- _EXERCISE DIRECTIONS_: Please output the lines shown below exactly as they appear.

- _RECORDS_:
---*---
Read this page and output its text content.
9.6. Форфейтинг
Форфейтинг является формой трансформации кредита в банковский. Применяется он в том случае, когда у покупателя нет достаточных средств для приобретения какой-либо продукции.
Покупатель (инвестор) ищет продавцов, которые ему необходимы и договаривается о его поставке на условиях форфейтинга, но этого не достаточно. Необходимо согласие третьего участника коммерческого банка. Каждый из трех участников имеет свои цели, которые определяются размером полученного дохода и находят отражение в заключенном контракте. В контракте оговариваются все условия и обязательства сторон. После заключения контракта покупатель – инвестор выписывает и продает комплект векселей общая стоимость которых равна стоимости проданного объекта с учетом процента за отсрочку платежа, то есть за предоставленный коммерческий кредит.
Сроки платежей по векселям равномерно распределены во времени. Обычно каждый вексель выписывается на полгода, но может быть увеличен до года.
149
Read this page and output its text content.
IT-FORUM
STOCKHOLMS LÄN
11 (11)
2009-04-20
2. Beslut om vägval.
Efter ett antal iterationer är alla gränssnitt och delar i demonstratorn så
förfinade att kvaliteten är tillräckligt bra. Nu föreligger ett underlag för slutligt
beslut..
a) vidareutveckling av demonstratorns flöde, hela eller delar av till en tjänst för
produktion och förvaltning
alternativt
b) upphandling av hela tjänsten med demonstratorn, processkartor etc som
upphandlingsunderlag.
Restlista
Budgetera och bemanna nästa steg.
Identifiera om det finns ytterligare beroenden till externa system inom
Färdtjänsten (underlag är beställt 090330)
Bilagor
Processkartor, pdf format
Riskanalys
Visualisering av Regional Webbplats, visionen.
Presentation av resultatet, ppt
---*---
- _ANSWER TO THE TASK_:
Read this page and output its text content.
9.6. Форфейтинг
Форфейтинг является формой трансформации кредита в банковский. Применяется он в том случае, когда у покупателя нет достаточных средств для приобретения какой-либо продукции.
Покупатель (инвестор) ищет продавцов, которые ему необходимы и договаривается о его поставке на условиях форфейтинга, но этого не достаточно. Необходимо согласие третьего участника коммерческого банка. Каждый из трех участников имеет свои цели, которые определяются размером полученного дохода и находят отражение в заключенном контракте. В контракте оговариваются все условия и обязательства сторон. После заключения контракта покупатель – инвестор выписывает и продает комплект векселей общая стоимость которых равна стоимости проданного объекта с учетом процента за отсрочку платежа, то есть за предоставленный коммерческий кредит.
Сроки платежей по векселям равномерно распределены во времени. Обычно каждый вексель выписывается на полгода, но может быть увеличен до года.
149
Read this page and output its text content.
IT-FORUM
STOCKHOLMS LÄN
11 (11)
2009-04-20
2. Beslut om vägval.
Efter ett antal iterationer är alla gränssnitt och delar i demonstratorn så
förfinade att kvaliteten är tillräckligt bra. Nu föreligger ett underlag för slutligt
beslut..
a) vidareutveckling av demonstratorns flöde, hela eller delar av till en tjänst för
produktion och förvaltning
alternativt
b) upphandling av hela tjänsten med demonstratorn, processkartor etc som
upphandlingsunderlag.
Restlista
Budgetera och bemanna nästa steg.
Identifiera om det finns ytterligare beroenden till externa system inom
Färdtjänsten (underlag är beställt 090330)
Bilagor
Processkartor, pdf format
Riskanalys
Visualisering av Regional Webbplats, visionen.
Presentation av resultatet, ppt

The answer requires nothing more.